[Dataset records]
══════════════════════════════

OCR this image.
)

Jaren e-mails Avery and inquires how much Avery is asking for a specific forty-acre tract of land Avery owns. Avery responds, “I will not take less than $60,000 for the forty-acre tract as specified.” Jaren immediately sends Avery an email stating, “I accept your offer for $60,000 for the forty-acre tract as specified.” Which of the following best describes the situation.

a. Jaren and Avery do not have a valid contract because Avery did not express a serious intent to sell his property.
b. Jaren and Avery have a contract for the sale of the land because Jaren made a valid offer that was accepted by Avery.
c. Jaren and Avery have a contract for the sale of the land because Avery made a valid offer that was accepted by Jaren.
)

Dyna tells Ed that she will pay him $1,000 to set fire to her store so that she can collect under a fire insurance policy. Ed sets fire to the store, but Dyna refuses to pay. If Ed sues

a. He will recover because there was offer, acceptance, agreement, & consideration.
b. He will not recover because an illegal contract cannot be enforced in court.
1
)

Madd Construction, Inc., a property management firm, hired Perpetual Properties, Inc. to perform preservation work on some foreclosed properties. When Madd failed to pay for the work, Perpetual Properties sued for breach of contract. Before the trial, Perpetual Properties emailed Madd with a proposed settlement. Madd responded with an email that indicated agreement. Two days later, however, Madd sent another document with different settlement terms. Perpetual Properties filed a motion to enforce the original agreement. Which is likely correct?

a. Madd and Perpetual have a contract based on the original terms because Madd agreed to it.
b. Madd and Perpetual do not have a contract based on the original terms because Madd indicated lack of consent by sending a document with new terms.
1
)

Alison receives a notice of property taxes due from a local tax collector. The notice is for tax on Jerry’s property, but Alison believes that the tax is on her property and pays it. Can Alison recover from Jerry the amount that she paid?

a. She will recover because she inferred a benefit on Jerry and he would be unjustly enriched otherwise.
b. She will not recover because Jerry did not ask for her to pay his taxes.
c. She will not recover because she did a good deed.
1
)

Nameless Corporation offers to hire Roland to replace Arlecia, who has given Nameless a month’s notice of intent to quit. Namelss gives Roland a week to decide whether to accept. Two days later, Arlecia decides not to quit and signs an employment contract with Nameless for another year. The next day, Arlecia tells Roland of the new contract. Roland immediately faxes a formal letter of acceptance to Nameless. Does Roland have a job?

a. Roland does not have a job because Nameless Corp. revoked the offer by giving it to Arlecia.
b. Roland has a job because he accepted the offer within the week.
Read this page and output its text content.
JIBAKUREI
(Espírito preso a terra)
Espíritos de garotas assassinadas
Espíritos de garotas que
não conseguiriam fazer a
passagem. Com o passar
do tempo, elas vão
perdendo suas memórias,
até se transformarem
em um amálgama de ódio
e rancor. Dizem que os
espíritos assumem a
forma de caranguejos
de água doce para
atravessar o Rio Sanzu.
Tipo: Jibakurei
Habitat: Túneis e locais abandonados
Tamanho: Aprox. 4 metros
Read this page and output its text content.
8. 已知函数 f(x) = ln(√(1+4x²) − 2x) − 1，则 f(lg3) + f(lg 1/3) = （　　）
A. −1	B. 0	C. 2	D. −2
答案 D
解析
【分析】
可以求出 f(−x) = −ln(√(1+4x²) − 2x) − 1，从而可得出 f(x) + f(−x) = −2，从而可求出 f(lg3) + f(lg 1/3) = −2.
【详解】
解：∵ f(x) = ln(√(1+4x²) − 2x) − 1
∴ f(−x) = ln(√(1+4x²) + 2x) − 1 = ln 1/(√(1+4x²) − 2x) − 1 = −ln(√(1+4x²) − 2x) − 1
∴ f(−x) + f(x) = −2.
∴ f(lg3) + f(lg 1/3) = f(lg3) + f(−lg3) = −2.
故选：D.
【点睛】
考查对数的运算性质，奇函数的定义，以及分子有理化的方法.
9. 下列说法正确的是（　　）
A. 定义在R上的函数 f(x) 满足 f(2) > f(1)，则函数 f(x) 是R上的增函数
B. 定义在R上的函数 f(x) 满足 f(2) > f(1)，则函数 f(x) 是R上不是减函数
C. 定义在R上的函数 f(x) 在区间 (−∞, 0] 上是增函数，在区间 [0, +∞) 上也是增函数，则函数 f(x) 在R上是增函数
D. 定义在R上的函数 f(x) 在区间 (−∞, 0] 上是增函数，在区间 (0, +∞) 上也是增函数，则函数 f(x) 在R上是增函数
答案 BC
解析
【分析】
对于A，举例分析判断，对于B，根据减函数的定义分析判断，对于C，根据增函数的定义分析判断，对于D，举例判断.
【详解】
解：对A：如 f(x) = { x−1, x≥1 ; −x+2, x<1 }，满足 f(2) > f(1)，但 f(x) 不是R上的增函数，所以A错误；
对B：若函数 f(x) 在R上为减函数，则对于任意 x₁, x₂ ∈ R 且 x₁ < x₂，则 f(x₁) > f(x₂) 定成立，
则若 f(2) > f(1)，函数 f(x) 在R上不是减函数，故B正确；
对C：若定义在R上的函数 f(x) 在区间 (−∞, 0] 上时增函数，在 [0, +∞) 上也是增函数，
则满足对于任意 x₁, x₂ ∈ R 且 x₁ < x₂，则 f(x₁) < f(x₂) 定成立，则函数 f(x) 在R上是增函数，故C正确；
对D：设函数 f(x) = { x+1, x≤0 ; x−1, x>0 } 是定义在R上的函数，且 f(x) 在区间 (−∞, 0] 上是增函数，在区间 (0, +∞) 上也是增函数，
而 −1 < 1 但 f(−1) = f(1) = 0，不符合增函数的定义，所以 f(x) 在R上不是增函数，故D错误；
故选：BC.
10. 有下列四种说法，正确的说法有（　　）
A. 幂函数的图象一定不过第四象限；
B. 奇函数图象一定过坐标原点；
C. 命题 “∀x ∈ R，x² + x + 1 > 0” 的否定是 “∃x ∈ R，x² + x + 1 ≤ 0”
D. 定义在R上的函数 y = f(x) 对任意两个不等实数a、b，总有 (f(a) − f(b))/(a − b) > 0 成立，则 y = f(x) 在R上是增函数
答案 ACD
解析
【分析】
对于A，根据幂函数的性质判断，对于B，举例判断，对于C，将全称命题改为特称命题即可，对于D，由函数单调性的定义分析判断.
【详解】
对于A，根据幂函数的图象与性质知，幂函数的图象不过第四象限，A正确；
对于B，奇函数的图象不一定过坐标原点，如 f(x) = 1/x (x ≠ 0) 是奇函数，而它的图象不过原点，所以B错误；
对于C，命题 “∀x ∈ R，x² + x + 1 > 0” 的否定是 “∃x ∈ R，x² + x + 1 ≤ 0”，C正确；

══════════════════════════════

GIVEN EXERCISE: Your task is to transcribe the material exactly.

SOLUTION TO THIS PROBLEM:
OCR this image.
)

Jaren e-mails Avery and inquires how much Avery is asking for a specific forty-acre tract of land Avery owns. Avery responds, “I will not take less than $60,000 for the forty-acre tract as specified.” Jaren immediately sends Avery an email stating, “I accept your offer for $60,000 for the forty-acre tract as specified.” Which of the following best describes the situation.

a. Jaren and Avery do not have a valid contract because Avery did not express a serious intent to sell his property.
b. Jaren and Avery have a contract for the sale of the land because Jaren made a valid offer that was accepted by Avery.
c. Jaren and Avery have a contract for the sale of the land because Avery made a valid offer that was accepted by Jaren.
)

Dyna tells Ed that she will pay him $1,000 to set fire to her store so that she can collect under a fire insurance policy. Ed sets fire to the store, but Dyna refuses to pay. If Ed sues

a. He will recover because there was offer, acceptance, agreement, & consideration.
b. He will not recover because an illegal contract cannot be enforced in court.
1
)

Madd Construction, Inc., a property management firm, hired Perpetual Properties, Inc. to perform preservation work on some foreclosed properties. When Madd failed to pay for the work, Perpetual Properties sued for breach of contract. Before the trial, Perpetual Properties emailed Madd with a proposed settlement. Madd responded with an email that indicated agreement. Two days later, however, Madd sent another document with different settlement terms. Perpetual Properties filed a motion to enforce the original agreement. Which is likely correct?

a. Madd and Perpetual have a contract based on the original terms because Madd agreed to it.
b. Madd and Perpetual do not have a contract based on the original terms because Madd indicated lack of consent by sending a document with new terms.
1
)

Alison receives a notice of property taxes due from a local tax collector. The notice is for tax on Jerry’s property, but Alison believes that the tax is on her property and pays it. Can Alison recover from Jerry the amount that she paid?

a. She will recover because she inferred a benefit on Jerry and he would be unjustly enriched otherwise.
b. She will not recover because Jerry did not ask for her to pay his taxes.
c. She will not recover because she did a good deed.
1
)

Nameless Corporation offers to hire Roland to replace Arlecia, who has given Nameless a month’s notice of intent to quit. Namelss gives Roland a week to decide whether to accept. Two days later, Arlecia decides not to quit and signs an employment contract with Nameless for another year. The next day, Arlecia tells Roland of the new contract. Roland immediately faxes a formal letter of acceptance to Nameless. Does Roland have a job?

a. Roland does not have a job because Nameless Corp. revoked the offer by giving it to Arlecia.
b. Roland has a job because he accepted the offer within the week.
Read this page and output its text content.
JIBAKUREI
(Espírito preso a terra)
Espíritos de garotas assassinadas
Espíritos de garotas que
não conseguiriam fazer a
passagem. Com o passar
do tempo, elas vão
perdendo suas memórias,
até se transformarem
em um amálgama de ódio
e rancor. Dizem que os
espíritos assumem a
forma de caranguejos
de água doce para
atravessar o Rio Sanzu.
Tipo: Jibakurei
Habitat: Túneis e locais abandonados
Tamanho: Aprox. 4 metros
Read this page and output its text content.
8. 已知函数 f(x) = ln(√(1+4x²) − 2x) − 1，则 f(lg3) + f(lg 1/3) = （　　）
A. −1	B. 0	C. 2	D. −2
答案 D
解析
【分析】
可以求出 f(−x) = −ln(√(1+4x²) − 2x) − 1，从而可得出 f(x) + f(−x) = −2，从而可求出 f(lg3) + f(lg 1/3) = −2.
【详解】
解：∵ f(x) = ln(√(1+4x²) − 2x) − 1
∴ f(−x) = ln(√(1+4x²) + 2x) − 1 = ln 1/(√(1+4x²) − 2x) − 1 = −ln(√(1+4x²) − 2x) − 1
∴ f(−x) + f(x) = −2.
∴ f(lg3) + f(lg 1/3) = f(lg3) + f(−lg3) = −2.
故选：D.
【点睛】
考查对数的运算性质，奇函数的定义，以及分子有理化的方法.
9. 下列说法正确的是（　　）
A. 定义在R上的函数 f(x) 满足 f(2) > f(1)，则函数 f(x) 是R上的增函数
B. 定义在R上的函数 f(x) 满足 f(2) > f(1)，则函数 f(x) 是R上不是减函数
C. 定义在R上的函数 f(x) 在区间 (−∞, 0] 上是增函数，在区间 [0, +∞) 上也是增函数，则函数 f(x) 在R上是增函数
D. 定义在R上的函数 f(x) 在区间 (−∞, 0] 上是增函数，在区间 (0, +∞) 上也是增函数，则函数 f(x) 在R上是增函数
答案 BC
解析
【分析】
对于A，举例分析判断，对于B，根据减函数的定义分析判断，对于C，根据增函数的定义分析判断，对于D，举例判断.
【详解】
解：对A：如 f(x) = { x−1, x≥1 ; −x+2, x<1 }，满足 f(2) > f(1)，但 f(x) 不是R上的增函数，所以A错误；
对B：若函数 f(x) 在R上为减函数，则对于任意 x₁, x₂ ∈ R 且 x₁ < x₂，则 f(x₁) > f(x₂) 定成立，
则若 f(2) > f(1)，函数 f(x) 在R上不是减函数，故B正确；
对C：若定义在R上的函数 f(x) 在区间 (−∞, 0] 上时增函数，在 [0, +∞) 上也是增函数，
则满足对于任意 x₁, x₂ ∈ R 且 x₁ < x₂，则 f(x₁) < f(x₂) 定成立，则函数 f(x) 在R上是增函数，故C正确；
对D：设函数 f(x) = { x+1, x≤0 ; x−1, x>0 } 是定义在R上的函数，且 f(x) 在区间 (−∞, 0] 上是增函数，在区间 (0, +∞) 上也是增函数，
而 −1 < 1 但 f(−1) = f(1) = 0，不符合增函数的定义，所以 f(x) 在R上不是增函数，故D错误；
故选：BC.
10. 有下列四种说法，正确的说法有（　　）
A. 幂函数的图象一定不过第四象限；
B. 奇函数图象一定过坐标原点；
C. 命题 “∀x ∈ R，x² + x + 1 > 0” 的否定是 “∃x ∈ R，x² + x + 1 ≤ 0”
D. 定义在R上的函数 y = f(x) 对任意两个不等实数a、b，总有 (f(a) − f(b))/(a − b) > 0 成立，则 y = f(x) 在R上是增函数
答案 ACD
解析
【分析】
对于A，根据幂函数的性质判断，对于B，举例判断，对于C，将全称命题改为特称命题即可，对于D，由函数单调性的定义分析判断.
【详解】
对于A，根据幂函数的图象与性质知，幂函数的图象不过第四象限，A正确；
对于B，奇函数的图象不一定过坐标原点，如 f(x) = 1/x (x ≠ 0) 是奇函数，而它的图象不过原点，所以B错误；
对于C，命题 “∀x ∈ R，x² + x + 1 > 0” 的否定是 “∃x ∈ R，x² + x + 1 ≤ 0”，C正确；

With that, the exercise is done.